= What the task requires =
Check every line of the entries below for the word "Vector", and copy the ones that have it.

= Input records =
▬▬▬▬▬▬
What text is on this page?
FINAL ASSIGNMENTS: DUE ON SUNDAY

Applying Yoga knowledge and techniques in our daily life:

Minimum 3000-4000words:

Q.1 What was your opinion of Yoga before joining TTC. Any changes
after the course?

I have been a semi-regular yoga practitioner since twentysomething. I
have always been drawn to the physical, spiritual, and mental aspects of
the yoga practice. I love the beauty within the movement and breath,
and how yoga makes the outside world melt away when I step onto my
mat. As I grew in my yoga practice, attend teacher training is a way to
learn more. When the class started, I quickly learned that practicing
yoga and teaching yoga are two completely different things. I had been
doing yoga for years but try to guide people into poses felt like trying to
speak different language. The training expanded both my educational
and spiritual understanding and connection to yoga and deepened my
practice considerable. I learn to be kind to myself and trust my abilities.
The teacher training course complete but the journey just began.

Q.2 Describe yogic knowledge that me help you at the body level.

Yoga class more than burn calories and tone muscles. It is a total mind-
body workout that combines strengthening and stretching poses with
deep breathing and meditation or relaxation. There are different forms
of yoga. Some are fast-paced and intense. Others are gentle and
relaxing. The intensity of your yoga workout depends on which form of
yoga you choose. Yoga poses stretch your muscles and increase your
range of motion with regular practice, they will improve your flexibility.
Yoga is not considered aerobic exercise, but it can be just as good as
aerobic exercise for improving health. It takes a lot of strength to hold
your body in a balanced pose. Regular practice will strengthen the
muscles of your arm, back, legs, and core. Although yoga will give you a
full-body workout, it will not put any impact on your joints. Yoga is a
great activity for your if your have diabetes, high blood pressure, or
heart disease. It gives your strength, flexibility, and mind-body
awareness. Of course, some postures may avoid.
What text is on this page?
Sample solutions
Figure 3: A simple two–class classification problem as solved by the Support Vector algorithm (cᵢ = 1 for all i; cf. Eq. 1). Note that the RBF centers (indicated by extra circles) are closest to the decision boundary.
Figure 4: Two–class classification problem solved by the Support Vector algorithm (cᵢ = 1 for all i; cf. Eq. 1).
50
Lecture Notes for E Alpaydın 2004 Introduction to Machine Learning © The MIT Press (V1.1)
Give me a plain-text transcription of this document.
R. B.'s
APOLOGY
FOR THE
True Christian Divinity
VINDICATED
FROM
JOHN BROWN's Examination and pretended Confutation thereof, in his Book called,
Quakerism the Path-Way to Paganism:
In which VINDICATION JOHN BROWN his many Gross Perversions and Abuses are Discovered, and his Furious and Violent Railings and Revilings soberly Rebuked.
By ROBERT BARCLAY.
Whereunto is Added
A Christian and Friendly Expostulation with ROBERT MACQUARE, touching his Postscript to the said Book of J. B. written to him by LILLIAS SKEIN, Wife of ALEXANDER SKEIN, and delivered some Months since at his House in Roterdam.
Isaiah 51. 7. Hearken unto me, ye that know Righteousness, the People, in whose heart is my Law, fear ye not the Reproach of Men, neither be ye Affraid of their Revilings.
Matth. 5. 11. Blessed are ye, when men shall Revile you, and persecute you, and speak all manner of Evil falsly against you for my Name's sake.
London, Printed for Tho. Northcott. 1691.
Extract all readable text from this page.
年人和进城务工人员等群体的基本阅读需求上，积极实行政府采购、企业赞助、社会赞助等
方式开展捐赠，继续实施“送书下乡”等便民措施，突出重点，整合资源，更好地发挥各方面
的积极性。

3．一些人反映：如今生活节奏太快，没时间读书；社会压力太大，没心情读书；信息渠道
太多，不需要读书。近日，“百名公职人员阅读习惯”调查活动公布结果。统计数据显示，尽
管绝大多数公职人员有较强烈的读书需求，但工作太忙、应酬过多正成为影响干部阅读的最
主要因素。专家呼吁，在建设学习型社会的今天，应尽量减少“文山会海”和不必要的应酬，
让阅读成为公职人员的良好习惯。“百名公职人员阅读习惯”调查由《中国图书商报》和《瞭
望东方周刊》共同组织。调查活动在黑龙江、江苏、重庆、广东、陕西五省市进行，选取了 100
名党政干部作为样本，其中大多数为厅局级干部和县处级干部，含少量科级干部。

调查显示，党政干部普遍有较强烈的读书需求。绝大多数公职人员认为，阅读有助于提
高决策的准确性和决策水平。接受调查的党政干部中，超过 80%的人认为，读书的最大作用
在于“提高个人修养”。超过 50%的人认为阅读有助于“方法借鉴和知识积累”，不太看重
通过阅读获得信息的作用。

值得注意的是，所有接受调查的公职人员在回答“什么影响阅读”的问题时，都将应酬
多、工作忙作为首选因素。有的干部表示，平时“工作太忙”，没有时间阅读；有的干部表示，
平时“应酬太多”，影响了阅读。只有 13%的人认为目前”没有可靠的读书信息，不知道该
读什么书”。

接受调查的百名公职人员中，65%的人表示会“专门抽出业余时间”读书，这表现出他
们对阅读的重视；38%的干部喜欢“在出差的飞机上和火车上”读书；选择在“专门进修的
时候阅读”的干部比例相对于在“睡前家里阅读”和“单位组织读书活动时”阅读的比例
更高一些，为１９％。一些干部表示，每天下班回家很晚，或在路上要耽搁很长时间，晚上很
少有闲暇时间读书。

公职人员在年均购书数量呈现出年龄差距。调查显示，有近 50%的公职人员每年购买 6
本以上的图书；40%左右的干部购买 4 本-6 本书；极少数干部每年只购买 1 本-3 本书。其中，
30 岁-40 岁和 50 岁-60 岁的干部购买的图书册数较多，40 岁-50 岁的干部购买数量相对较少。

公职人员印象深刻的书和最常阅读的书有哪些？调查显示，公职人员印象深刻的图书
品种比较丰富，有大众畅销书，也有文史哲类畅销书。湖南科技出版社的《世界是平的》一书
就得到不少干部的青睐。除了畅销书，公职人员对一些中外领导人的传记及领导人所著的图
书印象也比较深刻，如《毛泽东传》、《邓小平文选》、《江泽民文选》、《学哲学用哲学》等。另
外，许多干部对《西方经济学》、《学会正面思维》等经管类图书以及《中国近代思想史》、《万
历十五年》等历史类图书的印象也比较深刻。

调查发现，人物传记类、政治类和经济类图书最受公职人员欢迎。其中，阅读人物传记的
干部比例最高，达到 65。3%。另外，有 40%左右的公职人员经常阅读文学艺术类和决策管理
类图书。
▬▬▬▬▬▬
= Task result =
Figure 3: A simple two–class classification problem as solved by the Support Vector algorithm (cᵢ = 1 for all i; cf. Eq. 1). Note that the RBF centers (indicated by extra circles) are closest to the decision boundary.
Figure 4: Two–class classification problem solved by the Support Vector algorithm (cᵢ = 1 for all i; cf. Eq. 1).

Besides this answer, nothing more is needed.